# YOUR GOAL:
Lines containing the word "Drilled" should be extracted in full.

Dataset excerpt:
..............................

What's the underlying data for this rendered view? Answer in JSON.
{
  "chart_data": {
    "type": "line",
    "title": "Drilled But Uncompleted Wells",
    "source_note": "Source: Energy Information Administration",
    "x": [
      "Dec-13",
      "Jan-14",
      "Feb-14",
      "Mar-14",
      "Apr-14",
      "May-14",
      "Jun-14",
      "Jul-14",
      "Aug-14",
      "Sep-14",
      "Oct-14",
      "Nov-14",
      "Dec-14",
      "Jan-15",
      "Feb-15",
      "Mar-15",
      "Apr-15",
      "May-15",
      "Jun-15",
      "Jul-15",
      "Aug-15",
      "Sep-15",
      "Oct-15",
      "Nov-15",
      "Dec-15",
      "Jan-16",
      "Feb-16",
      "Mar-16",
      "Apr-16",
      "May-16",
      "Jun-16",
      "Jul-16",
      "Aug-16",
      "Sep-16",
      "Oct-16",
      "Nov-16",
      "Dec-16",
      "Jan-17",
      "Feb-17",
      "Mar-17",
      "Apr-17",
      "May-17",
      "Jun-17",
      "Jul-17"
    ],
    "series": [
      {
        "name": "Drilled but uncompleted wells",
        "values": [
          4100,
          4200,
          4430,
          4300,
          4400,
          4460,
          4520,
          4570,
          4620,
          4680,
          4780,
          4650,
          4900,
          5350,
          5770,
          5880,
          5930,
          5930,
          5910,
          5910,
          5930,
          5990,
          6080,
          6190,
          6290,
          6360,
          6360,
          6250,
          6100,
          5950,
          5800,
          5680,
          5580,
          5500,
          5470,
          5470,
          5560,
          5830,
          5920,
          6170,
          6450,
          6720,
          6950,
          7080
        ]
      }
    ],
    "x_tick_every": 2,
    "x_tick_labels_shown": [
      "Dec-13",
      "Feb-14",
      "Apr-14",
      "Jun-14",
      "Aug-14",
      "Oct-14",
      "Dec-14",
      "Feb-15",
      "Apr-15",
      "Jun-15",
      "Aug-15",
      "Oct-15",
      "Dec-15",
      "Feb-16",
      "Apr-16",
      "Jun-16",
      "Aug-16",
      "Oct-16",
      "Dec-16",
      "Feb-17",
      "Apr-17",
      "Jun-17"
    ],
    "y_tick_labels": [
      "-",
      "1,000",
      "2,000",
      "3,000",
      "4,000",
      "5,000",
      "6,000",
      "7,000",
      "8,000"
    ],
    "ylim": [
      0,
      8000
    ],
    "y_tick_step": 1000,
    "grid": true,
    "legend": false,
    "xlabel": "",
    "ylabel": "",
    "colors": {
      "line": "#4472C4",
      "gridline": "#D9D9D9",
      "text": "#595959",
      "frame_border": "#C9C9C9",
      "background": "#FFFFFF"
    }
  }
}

..............................

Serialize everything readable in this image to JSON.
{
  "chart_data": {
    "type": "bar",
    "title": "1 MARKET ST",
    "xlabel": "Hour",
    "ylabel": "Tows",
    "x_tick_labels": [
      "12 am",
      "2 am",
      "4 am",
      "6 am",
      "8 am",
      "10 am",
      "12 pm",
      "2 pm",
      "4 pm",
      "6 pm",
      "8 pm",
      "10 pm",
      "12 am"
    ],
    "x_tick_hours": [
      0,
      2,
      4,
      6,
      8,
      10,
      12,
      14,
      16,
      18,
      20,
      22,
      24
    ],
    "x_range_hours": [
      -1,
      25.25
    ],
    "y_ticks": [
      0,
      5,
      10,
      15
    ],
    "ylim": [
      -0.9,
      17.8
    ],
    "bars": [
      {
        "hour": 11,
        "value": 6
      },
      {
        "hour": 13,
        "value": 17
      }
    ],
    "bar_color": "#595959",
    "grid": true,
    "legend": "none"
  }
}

..............................

# CORRECT RESULT:
    "title": "Drilled But Uncompleted Wells",
        "name": "Drilled but uncompleted wells",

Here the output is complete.